#### Extracted text

In the beginning of this story, I felt like we were very much getting the set up of Lennie, her wacky family (Gram & Uncle Big), and life after Bailey's death. It was a necessary set up and immediately we are put into the "teen mindset", with the narrative being told directly from Lennie and in a very much juvenile voice. I felt like that really helped me get into the characters and put a lot of emotion into the story since we get it streaming straight from Lennie. It actually made for a lot of fun at times as well because we also get the goofy over-excited gushing and lots of "Nuh-uh"/"Yuh-huh!" between Lennie and her best friend Sarah. It could have been annoying if it was overdone, but it was a nice balance and it made it cute and enjoyable! It's kind of how much I loved If I Stay for how mature its tone was -- I loved THE SKY IS EVERYWHERE for how realistic its teen voice was.

I think the story was particularly heartbreaking for me because it sort of put me in Lennie's place. I'm the younger sister and I've grown so much closer with my older sister (the only sister I have!) in the past few years and she really is one of my best friends. It's quite devastating to have to imagine myself going through that, so when I got so involved in the story, it made Lennie's grief that much stronger as I was reading.

########

## Set problem A
According to the book review, who is Lennie's best friend?

#### The data

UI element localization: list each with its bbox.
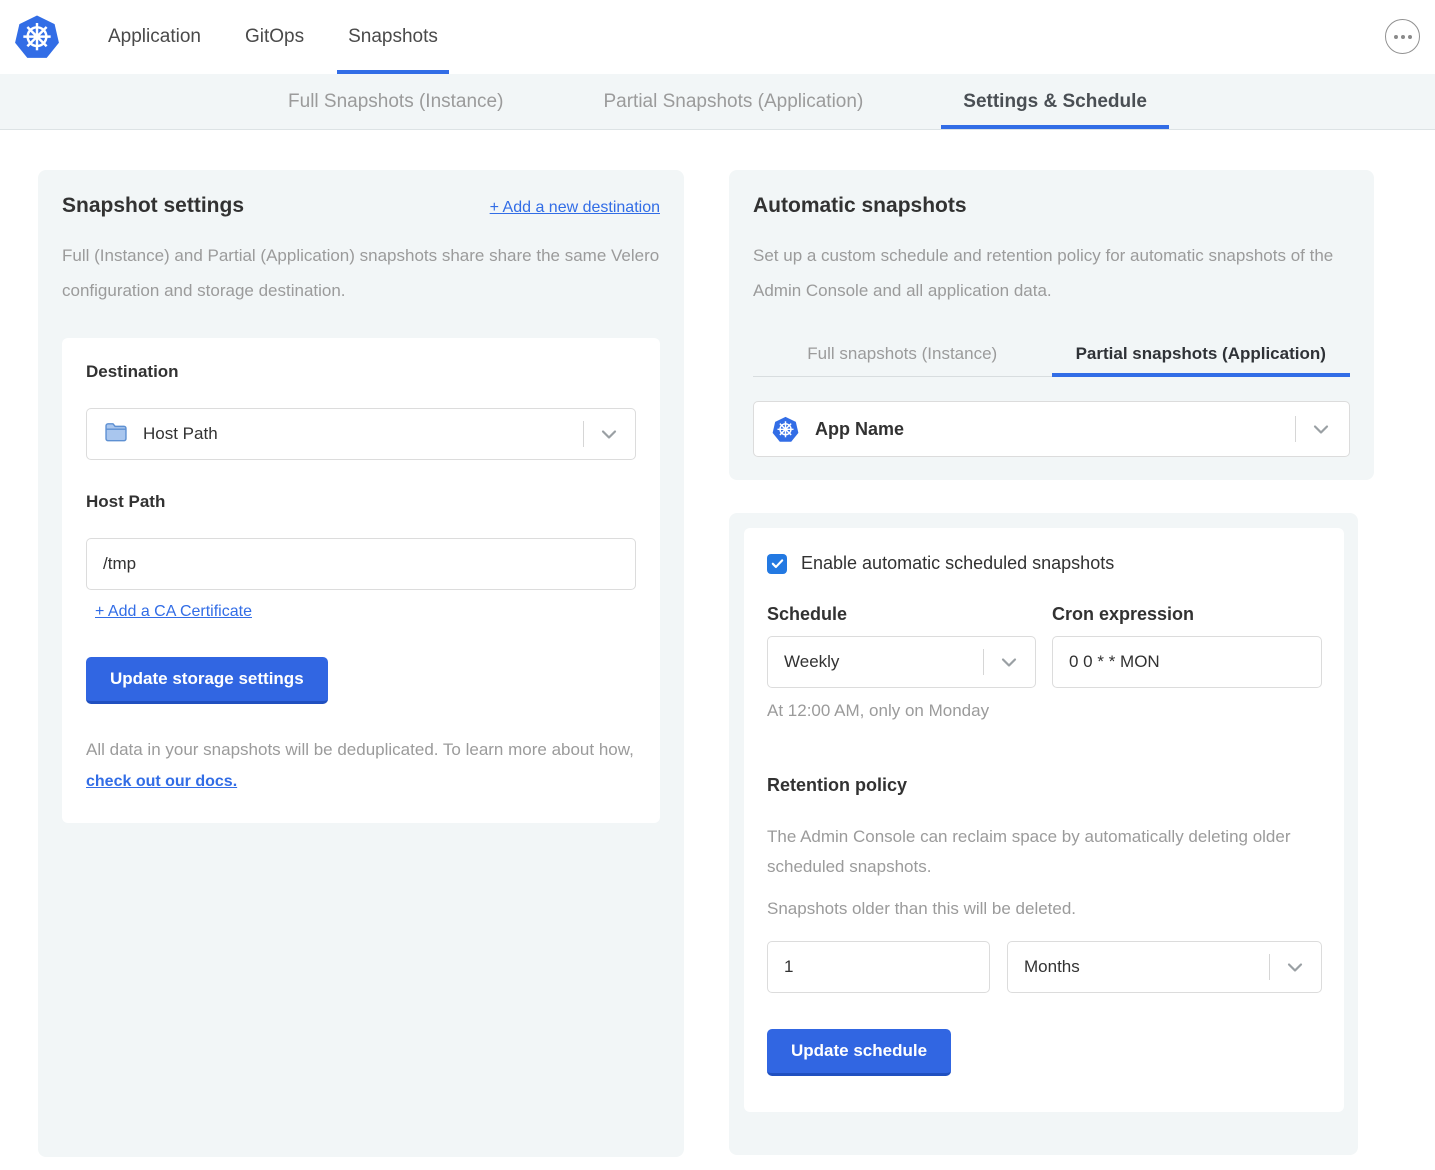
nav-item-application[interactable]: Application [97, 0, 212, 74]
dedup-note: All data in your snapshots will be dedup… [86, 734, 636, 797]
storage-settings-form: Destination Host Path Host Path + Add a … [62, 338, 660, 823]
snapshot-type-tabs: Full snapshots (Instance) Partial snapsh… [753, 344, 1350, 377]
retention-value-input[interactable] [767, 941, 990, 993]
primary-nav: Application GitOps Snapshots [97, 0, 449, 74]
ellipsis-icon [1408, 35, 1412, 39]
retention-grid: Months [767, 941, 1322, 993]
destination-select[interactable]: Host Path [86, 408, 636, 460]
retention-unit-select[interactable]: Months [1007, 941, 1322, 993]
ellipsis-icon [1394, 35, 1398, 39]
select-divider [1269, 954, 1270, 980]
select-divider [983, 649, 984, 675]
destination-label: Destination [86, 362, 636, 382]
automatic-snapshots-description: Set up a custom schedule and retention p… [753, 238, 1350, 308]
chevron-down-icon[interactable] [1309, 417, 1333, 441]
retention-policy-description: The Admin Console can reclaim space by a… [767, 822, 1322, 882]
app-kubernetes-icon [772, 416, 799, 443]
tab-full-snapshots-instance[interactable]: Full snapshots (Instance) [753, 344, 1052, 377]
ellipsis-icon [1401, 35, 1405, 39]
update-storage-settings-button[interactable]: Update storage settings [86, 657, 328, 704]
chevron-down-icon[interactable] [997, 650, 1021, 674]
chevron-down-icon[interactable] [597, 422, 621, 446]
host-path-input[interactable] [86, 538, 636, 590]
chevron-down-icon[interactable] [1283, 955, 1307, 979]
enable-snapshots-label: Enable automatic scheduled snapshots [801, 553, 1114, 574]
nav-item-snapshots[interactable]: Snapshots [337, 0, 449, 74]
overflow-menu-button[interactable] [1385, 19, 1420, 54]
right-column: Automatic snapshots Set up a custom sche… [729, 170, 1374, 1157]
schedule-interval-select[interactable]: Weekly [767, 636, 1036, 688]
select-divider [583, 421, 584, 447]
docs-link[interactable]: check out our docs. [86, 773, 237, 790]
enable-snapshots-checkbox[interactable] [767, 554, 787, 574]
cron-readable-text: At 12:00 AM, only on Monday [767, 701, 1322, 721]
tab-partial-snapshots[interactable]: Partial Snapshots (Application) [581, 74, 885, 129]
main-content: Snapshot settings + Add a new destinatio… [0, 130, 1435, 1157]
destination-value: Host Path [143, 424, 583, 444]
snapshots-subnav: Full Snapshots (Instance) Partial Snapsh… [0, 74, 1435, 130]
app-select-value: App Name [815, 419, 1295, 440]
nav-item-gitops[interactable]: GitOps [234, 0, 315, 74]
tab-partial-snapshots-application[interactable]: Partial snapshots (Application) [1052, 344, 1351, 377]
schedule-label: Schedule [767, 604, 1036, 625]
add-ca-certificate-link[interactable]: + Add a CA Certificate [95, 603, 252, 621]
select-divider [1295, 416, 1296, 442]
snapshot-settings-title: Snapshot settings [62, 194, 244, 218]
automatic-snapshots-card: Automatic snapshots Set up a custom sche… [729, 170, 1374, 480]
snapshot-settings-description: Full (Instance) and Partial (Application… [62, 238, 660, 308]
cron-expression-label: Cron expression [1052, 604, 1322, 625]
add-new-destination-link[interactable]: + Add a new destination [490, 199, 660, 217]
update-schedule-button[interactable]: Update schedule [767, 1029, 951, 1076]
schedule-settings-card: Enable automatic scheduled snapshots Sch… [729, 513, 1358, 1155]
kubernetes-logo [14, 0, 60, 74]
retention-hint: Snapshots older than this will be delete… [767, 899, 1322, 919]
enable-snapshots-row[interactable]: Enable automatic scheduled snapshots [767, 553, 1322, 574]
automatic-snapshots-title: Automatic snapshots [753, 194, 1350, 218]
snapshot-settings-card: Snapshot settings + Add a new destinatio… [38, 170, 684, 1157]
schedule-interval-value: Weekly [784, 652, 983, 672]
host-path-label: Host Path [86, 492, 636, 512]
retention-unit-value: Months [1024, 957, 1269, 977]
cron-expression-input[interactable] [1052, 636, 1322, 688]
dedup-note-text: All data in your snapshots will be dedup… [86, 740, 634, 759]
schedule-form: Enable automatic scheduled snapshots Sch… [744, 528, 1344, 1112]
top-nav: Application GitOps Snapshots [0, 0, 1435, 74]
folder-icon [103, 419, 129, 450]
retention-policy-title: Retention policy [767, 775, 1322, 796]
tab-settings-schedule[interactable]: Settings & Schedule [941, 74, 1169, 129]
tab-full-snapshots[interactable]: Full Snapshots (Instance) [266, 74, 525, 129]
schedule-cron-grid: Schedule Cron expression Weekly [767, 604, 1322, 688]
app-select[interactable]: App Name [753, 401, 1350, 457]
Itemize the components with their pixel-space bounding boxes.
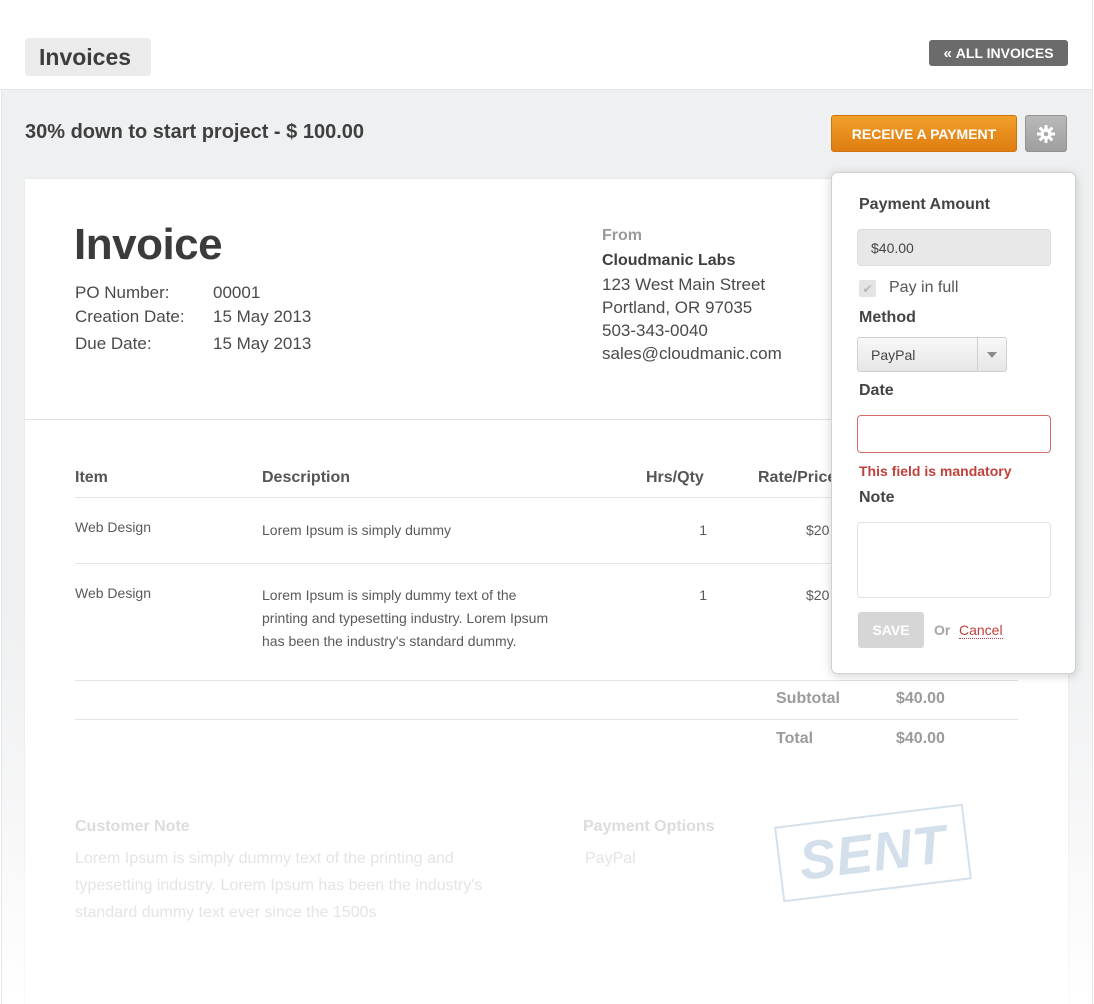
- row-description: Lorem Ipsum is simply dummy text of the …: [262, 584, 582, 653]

########

## Set problem B
Collect every line of the rows that contains the string "title".

## Expected answer A
Sarah

## Expected answer B
snapshot-settings-title: Snapshot settings [62, 194, 244, 218]
automatic-snapshots-title: Automatic snapshots [753, 194, 1350, 218]
retention-policy-title: Retention policy [767, 775, 1322, 796]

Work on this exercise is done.